WHAT TO DO -> Extract each line of the records below that contains the word "trùng".

MATERIAL TO PROCESS ->
⁂

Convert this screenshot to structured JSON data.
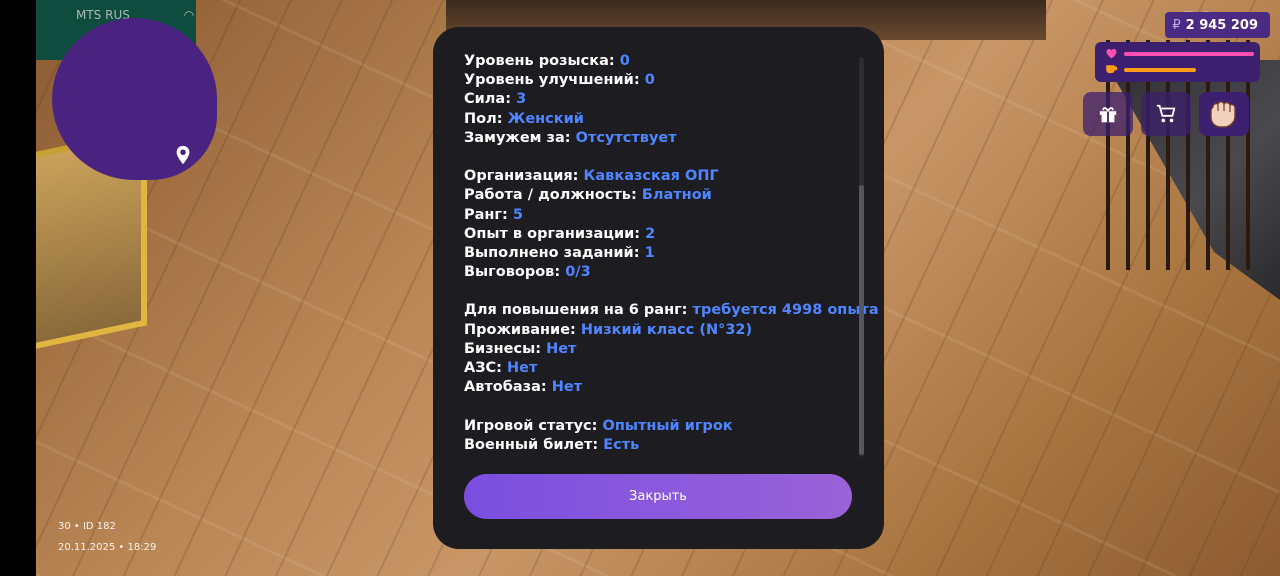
{
  "status_bar": {
    "carrier": "MTS RUS"
  },
  "hud": {
    "money": "2 945 209",
    "currency_symbol": "₽",
    "health_level": 1.0,
    "hunger_level": 0.55,
    "colors": {
      "health": "#ff4fb0",
      "hunger": "#ff9c1a",
      "panel": "#3c1f6e",
      "accent_value": "#4f86ff"
    },
    "buttons": [
      {
        "name": "gift-button",
        "icon": "gift-icon"
      },
      {
        "name": "shop-button",
        "icon": "cart-icon"
      },
      {
        "name": "fist-button",
        "icon": "fist-icon"
      }
    ]
  },
  "footer": {
    "player": "30 • ID 182",
    "datetime": "20.11.2025 • 18:29"
  },
  "dialog": {
    "rows": [
      {
        "label": "Уровень розыска:",
        "value": "0"
      },
      {
        "label": "Уровень улучшений:",
        "value": "0"
      },
      {
        "label": "Сила:",
        "value": "3"
      },
      {
        "label": "Пол:",
        "value": "Женский"
      },
      {
        "label": "Замужем за:",
        "value": "Отсутствует"
      },
      {
        "label": "Организация:",
        "value": "Кавказская ОПГ"
      },
      {
        "label": "Работа / должность:",
        "value": "Блатной"
      },
      {
        "label": "Ранг:",
        "value": "5"
      },
      {
        "label": "Опыт в организации:",
        "value": "2"
      },
      {
        "label": "Выполнено заданий:",
        "value": "1"
      },
      {
        "label": "Выговоров:",
        "value": "0/3"
      },
      {
        "label": "Для повышения на 6 ранг:",
        "value": "требуется 4998 опыта"
      },
      {
        "label": "Проживание:",
        "value": "Низкий класс (N°32)"
      },
      {
        "label": "Бизнесы:",
        "value": "Нет"
      },
      {
        "label": "АЗС:",
        "value": "Нет"
      },
      {
        "label": "Автобаза:",
        "value": "Нет"
      },
      {
        "label": "Игровой статус:",
        "value": "Опытный игрок"
      },
      {
        "label": "Военный билет:",
        "value": "Есть"
      }
    ],
    "close_label": "Закрыть"
  }
}
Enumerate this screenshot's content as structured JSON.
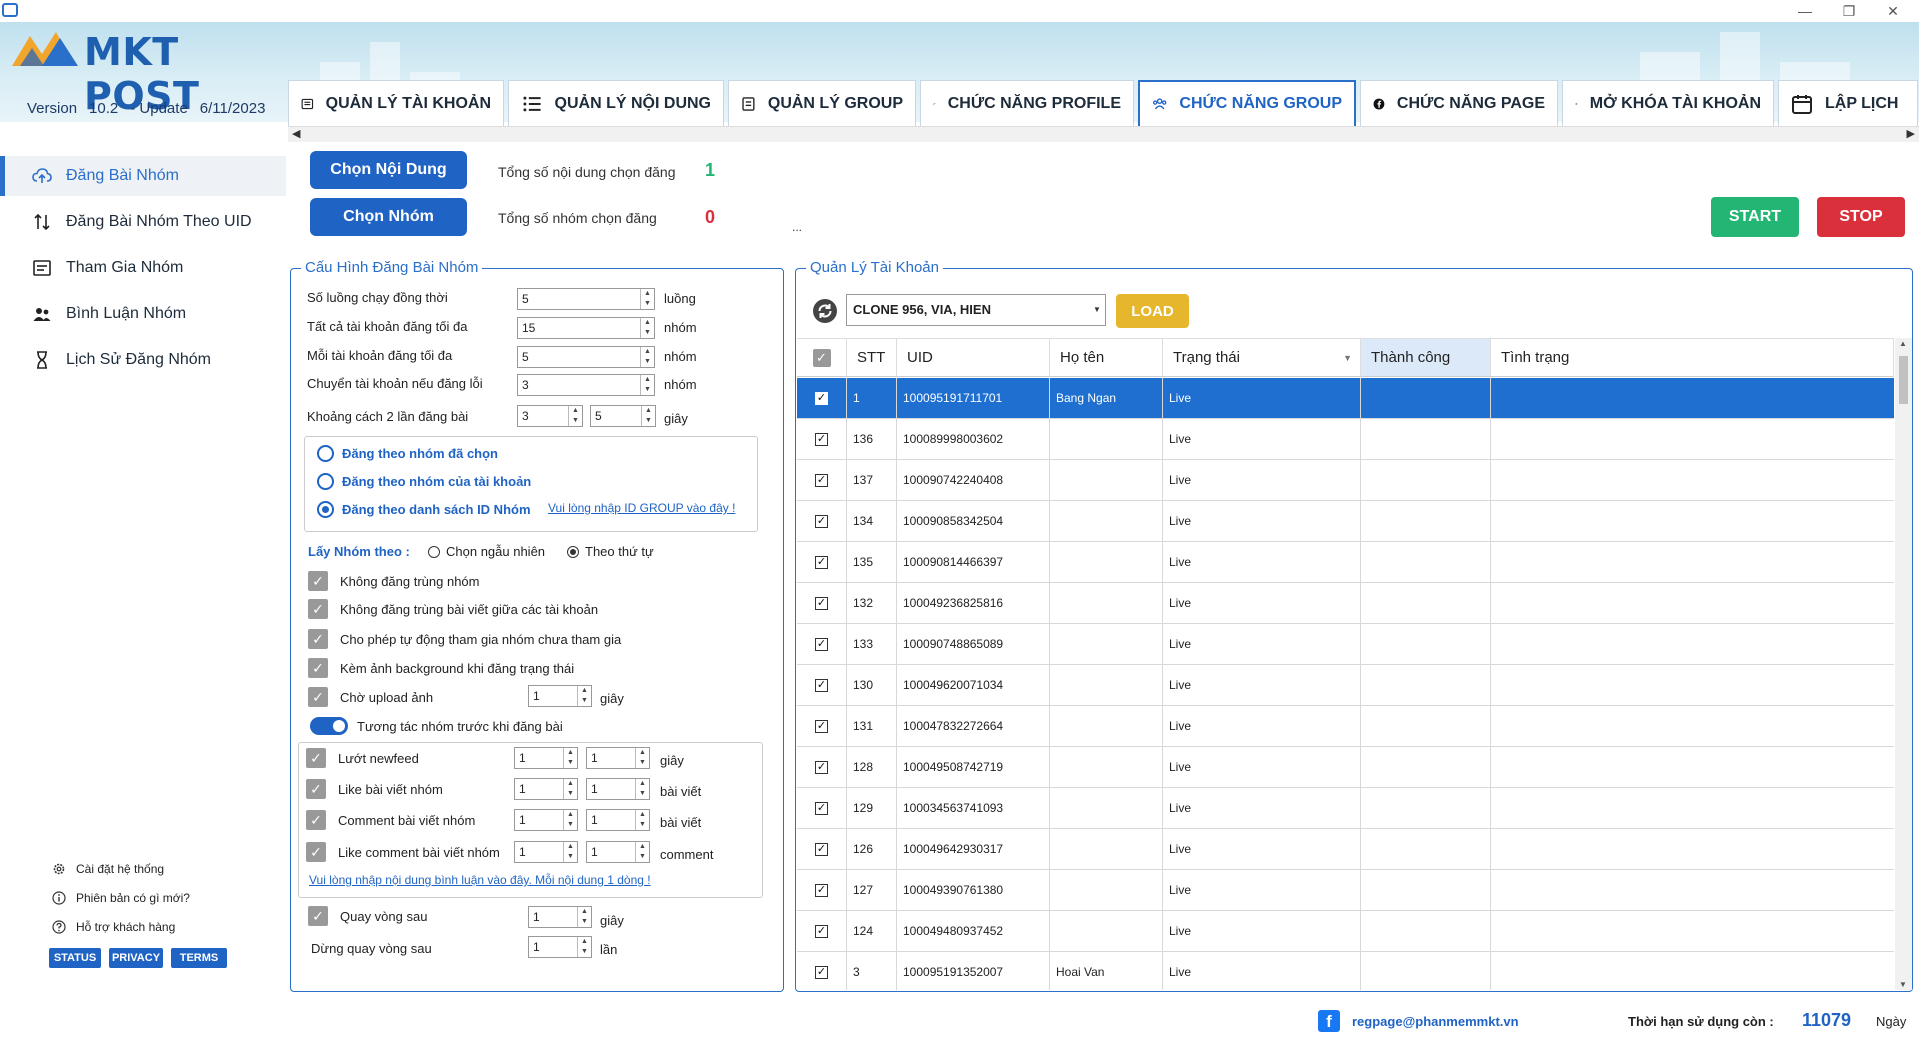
{
  "window": {
    "minimize": "—",
    "restore": "❐",
    "close": "✕"
  },
  "brand": {
    "name": "MKT POST",
    "version_label": "Version",
    "version": "10.2",
    "update_label": "- Update",
    "update_date": "6/11/2023"
  },
  "tabs": [
    {
      "label": "QUẢN LÝ TÀI KHOẢN",
      "icon": "account-list-icon"
    },
    {
      "label": "QUẢN LÝ NỘI DUNG",
      "icon": "content-list-icon"
    },
    {
      "label": "QUẢN LÝ GROUP",
      "icon": "group-list-icon"
    },
    {
      "label": "CHỨC NĂNG PROFILE",
      "icon": "profile-icon"
    },
    {
      "label": "CHỨC NĂNG GROUP",
      "icon": "group-icon",
      "active": true
    },
    {
      "label": "CHỨC NĂNG PAGE",
      "icon": "facebook-icon"
    },
    {
      "label": "MỞ KHÓA TÀI KHOẢN",
      "icon": "fingerprint-icon"
    },
    {
      "label": "LẬP LỊCH",
      "icon": "calendar-icon"
    }
  ],
  "sidebar": {
    "items": [
      {
        "label": "Đăng Bài Nhóm",
        "active": true
      },
      {
        "label": "Đăng Bài Nhóm Theo UID"
      },
      {
        "label": "Tham Gia Nhóm"
      },
      {
        "label": "Bình Luận Nhóm"
      },
      {
        "label": "Lịch Sử Đăng Nhóm"
      }
    ],
    "footer_links": [
      "Cài đặt hệ thống",
      "Phiên bản có gì mới?",
      "Hỗ trợ khách hàng"
    ],
    "pills": [
      "STATUS",
      "PRIVACY",
      "TERMS"
    ]
  },
  "top": {
    "choose_content": "Chọn Nội Dung",
    "choose_group": "Chọn Nhóm",
    "content_count_label": "Tổng số nội dung chọn đăng",
    "content_count": "1",
    "group_count_label": "Tổng số nhóm chọn đăng",
    "group_count": "0",
    "ellipsis": "...",
    "start": "START",
    "stop": "STOP"
  },
  "config": {
    "title": "Cấu Hình Đăng Bài Nhóm",
    "rows": [
      {
        "label": "Số luồng chạy đồng thời",
        "value": "5",
        "unit": "luồng"
      },
      {
        "label": "Tất cả tài khoản đăng tối đa",
        "value": "15",
        "unit": "nhóm"
      },
      {
        "label": "Mỗi tài khoản đăng tối đa",
        "value": "5",
        "unit": "nhóm"
      },
      {
        "label": "Chuyển tài khoản nếu đăng lỗi",
        "value": "3",
        "unit": "nhóm"
      }
    ],
    "interval": {
      "label": "Khoảng cách 2 lần đăng bài",
      "from": "3",
      "to": "5",
      "unit": "giây"
    },
    "post_modes": [
      {
        "label": "Đăng theo nhóm đã chọn",
        "selected": false
      },
      {
        "label": "Đăng theo nhóm của tài khoản",
        "selected": false
      },
      {
        "label": "Đăng theo danh sách ID Nhóm",
        "selected": true
      }
    ],
    "id_group_link": "Vui lòng nhập ID GROUP vào đây !",
    "get_group_label": "Lấy Nhóm theo :",
    "get_group_random": "Chọn ngẫu nhiên",
    "get_group_order": "Theo thứ tự",
    "checks": [
      "Không đăng trùng nhóm",
      "Không đăng trùng bài viết giữa các tài khoản",
      "Cho phép tự động tham gia nhóm chưa tham gia",
      "Kèm ảnh background khi đăng trạng thái"
    ],
    "upload_wait": {
      "label": "Chờ upload ảnh",
      "value": "1",
      "unit": "giây"
    },
    "interact_toggle": "Tương tác nhóm trước khi đăng bài",
    "interact_rows": [
      {
        "label": "Lướt newfeed",
        "a": "1",
        "b": "1",
        "unit": "giây"
      },
      {
        "label": "Like bài viết nhóm",
        "a": "1",
        "b": "1",
        "unit": "bài viết"
      },
      {
        "label": "Comment bài viết nhóm",
        "a": "1",
        "b": "1",
        "unit": "bài viết"
      },
      {
        "label": "Like comment bài viết nhóm",
        "a": "1",
        "b": "1",
        "unit": "comment"
      }
    ],
    "comment_link": "Vui lòng nhập nội dung bình luận vào đây. Mỗi nội dung 1 dòng !",
    "loop": {
      "label": "Quay vòng sau",
      "value": "1",
      "unit": "giây"
    },
    "stop_loop": {
      "label": "Dừng quay vòng sau",
      "value": "1",
      "unit": "lần"
    }
  },
  "accounts": {
    "title": "Quản Lý Tài Khoản",
    "combo_value": "CLONE 956, VIA, HIEN",
    "load": "LOAD",
    "columns": [
      "STT",
      "UID",
      "Họ tên",
      "Trạng thái",
      "Thành công",
      "Tình trạng"
    ],
    "rows": [
      {
        "stt": "1",
        "uid": "100095191711701",
        "name": "Bang Ngan",
        "status": "Live",
        "selected": true
      },
      {
        "stt": "136",
        "uid": "100089998003602",
        "name": "",
        "status": "Live"
      },
      {
        "stt": "137",
        "uid": "100090742240408",
        "name": "",
        "status": "Live"
      },
      {
        "stt": "134",
        "uid": "100090858342504",
        "name": "",
        "status": "Live"
      },
      {
        "stt": "135",
        "uid": "100090814466397",
        "name": "",
        "status": "Live"
      },
      {
        "stt": "132",
        "uid": "100049236825816",
        "name": "",
        "status": "Live"
      },
      {
        "stt": "133",
        "uid": "100090748865089",
        "name": "",
        "status": "Live"
      },
      {
        "stt": "130",
        "uid": "100049620071034",
        "name": "",
        "status": "Live"
      },
      {
        "stt": "131",
        "uid": "100047832272664",
        "name": "",
        "status": "Live"
      },
      {
        "stt": "128",
        "uid": "100049508742719",
        "name": "",
        "status": "Live"
      },
      {
        "stt": "129",
        "uid": "100034563741093",
        "name": "",
        "status": "Live"
      },
      {
        "stt": "126",
        "uid": "100049642930317",
        "name": "",
        "status": "Live"
      },
      {
        "stt": "127",
        "uid": "100049390761380",
        "name": "",
        "status": "Live"
      },
      {
        "stt": "124",
        "uid": "100049480937452",
        "name": "",
        "status": "Live"
      },
      {
        "stt": "3",
        "uid": "100095191352007",
        "name": "Hoai Van",
        "status": "Live"
      }
    ]
  },
  "footer": {
    "email": "regpage@phanmemmkt.vn",
    "expiry_label": "Thời hạn sử dụng còn :",
    "expiry_days": "11079",
    "expiry_unit": "Ngày"
  },
  "colors": {
    "accent": "#1f63c4",
    "start": "#22b573",
    "stop": "#d9303c",
    "load": "#e6b62c",
    "selected_row": "#1e6fd0"
  }
}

⁂

COMPLETED EXERCISE ->
      "Không đăng trùng nhóm",
      "Không đăng trùng bài viết giữa các tài khoản",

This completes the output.